TASK DIRECTIONS ->
Lines containing the word "into" should be extracted in full.

MATERIAL PROVIDED ->
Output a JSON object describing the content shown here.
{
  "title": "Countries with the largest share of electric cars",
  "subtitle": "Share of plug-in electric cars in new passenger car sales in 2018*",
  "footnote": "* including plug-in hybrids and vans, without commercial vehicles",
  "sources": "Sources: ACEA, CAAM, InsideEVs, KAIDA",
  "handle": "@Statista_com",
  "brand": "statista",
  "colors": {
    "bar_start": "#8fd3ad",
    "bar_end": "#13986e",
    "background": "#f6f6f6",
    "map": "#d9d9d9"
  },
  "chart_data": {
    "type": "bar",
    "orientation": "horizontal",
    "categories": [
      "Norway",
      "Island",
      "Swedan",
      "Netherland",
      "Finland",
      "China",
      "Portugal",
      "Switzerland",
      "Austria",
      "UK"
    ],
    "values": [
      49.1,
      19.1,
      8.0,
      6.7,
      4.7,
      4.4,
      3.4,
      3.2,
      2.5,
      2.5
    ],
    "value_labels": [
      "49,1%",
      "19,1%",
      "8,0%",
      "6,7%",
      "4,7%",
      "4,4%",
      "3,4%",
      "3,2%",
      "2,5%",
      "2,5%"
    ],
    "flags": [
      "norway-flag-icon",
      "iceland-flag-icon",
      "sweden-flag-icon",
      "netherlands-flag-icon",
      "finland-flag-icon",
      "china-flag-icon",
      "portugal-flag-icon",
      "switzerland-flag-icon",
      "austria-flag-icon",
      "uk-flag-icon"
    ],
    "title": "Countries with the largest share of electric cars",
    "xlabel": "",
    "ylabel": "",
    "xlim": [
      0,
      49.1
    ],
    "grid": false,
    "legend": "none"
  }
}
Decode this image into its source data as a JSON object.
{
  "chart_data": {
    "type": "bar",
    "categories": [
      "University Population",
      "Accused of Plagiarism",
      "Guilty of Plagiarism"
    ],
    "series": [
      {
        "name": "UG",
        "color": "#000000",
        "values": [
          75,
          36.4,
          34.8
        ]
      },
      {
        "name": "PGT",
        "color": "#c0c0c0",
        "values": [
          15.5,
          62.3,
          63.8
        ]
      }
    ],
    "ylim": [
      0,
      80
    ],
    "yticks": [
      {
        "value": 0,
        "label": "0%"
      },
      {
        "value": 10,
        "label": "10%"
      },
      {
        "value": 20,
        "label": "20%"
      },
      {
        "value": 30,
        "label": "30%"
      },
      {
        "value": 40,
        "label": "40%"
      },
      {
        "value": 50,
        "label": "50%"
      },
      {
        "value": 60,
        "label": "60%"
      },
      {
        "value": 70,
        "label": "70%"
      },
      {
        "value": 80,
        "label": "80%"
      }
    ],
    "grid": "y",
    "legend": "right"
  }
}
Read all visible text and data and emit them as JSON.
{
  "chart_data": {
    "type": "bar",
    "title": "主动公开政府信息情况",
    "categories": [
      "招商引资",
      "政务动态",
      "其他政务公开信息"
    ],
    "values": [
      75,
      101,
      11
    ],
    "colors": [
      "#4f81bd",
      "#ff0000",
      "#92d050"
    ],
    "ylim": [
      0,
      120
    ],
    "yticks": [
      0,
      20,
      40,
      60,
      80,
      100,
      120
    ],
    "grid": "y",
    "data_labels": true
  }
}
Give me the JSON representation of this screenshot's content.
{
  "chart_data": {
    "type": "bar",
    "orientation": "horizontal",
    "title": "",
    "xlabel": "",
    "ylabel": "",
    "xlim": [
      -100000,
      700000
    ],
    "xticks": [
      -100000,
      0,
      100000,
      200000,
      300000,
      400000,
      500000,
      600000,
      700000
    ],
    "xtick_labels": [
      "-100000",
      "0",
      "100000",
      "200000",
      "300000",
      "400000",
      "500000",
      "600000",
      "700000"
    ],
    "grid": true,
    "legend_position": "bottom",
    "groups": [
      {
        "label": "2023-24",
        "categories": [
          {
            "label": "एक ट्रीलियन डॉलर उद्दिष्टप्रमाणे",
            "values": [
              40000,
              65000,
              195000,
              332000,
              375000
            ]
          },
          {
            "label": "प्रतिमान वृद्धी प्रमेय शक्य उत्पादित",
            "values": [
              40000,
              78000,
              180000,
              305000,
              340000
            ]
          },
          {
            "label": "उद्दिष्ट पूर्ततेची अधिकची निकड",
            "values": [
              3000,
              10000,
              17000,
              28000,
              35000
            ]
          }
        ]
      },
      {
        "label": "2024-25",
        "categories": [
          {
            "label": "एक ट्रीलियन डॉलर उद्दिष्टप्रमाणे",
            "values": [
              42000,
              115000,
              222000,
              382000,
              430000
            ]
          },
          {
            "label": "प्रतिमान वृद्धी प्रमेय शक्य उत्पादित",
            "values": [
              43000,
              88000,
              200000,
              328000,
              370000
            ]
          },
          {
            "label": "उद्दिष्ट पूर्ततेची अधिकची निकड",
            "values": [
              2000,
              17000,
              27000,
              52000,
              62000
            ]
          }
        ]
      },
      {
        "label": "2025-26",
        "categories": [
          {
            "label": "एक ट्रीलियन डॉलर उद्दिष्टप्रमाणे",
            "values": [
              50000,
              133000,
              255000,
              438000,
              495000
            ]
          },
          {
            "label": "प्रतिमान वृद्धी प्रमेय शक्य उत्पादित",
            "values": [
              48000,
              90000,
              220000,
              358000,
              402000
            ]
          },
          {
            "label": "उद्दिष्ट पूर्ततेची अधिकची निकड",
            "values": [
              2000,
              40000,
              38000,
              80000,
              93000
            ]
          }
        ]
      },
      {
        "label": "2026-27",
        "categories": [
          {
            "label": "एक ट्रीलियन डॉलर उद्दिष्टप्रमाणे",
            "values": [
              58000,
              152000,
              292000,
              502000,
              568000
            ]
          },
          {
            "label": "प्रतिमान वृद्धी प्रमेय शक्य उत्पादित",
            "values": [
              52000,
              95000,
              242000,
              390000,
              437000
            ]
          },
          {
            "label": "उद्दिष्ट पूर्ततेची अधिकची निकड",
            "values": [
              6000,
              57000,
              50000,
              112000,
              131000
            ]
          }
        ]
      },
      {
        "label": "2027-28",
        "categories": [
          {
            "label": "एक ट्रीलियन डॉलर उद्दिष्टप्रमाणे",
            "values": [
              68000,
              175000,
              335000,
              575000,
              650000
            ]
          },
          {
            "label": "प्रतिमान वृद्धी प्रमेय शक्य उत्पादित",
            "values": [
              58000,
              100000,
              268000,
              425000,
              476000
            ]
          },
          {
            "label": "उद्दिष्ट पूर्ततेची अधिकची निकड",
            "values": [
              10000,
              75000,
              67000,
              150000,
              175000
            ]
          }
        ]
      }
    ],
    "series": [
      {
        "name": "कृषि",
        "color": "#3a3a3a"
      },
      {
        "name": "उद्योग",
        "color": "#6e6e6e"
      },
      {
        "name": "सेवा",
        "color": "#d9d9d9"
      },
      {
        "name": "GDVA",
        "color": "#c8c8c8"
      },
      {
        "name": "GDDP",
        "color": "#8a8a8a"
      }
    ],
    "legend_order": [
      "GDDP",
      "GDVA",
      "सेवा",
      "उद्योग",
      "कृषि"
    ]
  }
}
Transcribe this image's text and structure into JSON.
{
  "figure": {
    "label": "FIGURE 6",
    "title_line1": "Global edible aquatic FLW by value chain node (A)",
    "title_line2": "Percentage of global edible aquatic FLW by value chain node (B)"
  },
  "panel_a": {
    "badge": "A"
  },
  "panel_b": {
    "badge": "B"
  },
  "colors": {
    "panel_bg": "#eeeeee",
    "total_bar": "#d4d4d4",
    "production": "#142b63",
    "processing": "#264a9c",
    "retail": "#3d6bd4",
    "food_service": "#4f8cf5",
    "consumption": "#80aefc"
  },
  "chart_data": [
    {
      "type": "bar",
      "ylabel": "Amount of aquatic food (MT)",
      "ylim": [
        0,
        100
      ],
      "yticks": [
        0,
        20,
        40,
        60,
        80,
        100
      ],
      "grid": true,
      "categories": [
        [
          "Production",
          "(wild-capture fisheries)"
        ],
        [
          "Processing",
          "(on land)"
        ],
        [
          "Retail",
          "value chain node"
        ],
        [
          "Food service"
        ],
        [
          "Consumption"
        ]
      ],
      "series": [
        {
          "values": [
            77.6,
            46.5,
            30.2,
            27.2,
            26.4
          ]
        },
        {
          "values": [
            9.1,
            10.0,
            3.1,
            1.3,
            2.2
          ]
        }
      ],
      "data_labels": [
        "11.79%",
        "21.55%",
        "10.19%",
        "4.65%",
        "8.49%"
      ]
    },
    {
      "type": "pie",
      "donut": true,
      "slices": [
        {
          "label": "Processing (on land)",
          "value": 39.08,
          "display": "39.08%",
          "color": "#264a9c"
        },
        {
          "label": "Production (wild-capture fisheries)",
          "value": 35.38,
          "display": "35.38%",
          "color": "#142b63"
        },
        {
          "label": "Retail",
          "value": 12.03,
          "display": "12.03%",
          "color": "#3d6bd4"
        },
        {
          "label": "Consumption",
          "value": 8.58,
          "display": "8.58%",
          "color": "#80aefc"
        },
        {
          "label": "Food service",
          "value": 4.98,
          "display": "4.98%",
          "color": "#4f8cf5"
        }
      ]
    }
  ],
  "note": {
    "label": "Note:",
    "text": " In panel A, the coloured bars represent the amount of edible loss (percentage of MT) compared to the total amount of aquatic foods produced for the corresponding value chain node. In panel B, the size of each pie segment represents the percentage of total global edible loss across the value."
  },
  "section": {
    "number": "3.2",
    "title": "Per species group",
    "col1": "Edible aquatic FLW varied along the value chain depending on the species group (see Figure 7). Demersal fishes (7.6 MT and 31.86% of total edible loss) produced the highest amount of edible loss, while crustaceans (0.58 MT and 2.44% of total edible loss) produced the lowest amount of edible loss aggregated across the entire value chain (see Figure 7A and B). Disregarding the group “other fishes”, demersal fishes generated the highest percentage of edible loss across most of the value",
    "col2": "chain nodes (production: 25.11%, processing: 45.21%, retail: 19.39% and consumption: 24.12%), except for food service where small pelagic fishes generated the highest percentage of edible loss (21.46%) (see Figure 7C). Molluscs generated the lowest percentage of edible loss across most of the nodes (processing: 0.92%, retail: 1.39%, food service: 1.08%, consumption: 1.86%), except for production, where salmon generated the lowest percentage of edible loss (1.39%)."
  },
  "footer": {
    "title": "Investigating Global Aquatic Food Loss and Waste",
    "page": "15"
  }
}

FULL ANSWER ->
Decode this image into its source data as a JSON object.
Transcribe this image's text and structure into JSON.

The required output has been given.